■ YOUR INSTRUCTIONS ■
Pull every line of the entries that has the word "name".

■ EXCERPTED DATA ■
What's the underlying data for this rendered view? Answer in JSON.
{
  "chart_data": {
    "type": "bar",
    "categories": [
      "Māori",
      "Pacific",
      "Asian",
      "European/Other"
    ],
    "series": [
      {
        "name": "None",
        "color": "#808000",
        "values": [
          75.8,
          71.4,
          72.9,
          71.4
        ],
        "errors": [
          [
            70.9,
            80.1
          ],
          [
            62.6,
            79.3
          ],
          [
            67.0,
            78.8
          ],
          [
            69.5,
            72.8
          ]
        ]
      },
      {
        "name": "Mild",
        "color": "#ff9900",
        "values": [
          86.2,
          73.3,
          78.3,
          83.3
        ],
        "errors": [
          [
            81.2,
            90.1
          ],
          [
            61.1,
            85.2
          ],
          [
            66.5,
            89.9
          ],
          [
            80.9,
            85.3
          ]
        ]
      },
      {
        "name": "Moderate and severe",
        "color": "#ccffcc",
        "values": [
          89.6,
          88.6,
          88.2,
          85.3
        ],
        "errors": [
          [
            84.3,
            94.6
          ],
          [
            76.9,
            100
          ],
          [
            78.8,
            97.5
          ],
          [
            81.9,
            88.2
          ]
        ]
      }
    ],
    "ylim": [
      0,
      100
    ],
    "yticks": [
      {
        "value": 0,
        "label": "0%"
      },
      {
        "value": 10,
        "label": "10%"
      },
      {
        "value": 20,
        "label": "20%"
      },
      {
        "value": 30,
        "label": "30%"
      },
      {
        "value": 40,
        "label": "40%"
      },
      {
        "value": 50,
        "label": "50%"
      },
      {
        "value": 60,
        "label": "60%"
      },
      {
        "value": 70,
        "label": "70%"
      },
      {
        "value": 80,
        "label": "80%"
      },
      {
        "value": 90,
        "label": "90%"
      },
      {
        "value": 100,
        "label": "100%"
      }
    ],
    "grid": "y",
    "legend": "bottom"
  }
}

■ OUTPUT OF THE EXERCISE ■
        "name": "None",
        "name": "Mild",
        "name": "Moderate and severe",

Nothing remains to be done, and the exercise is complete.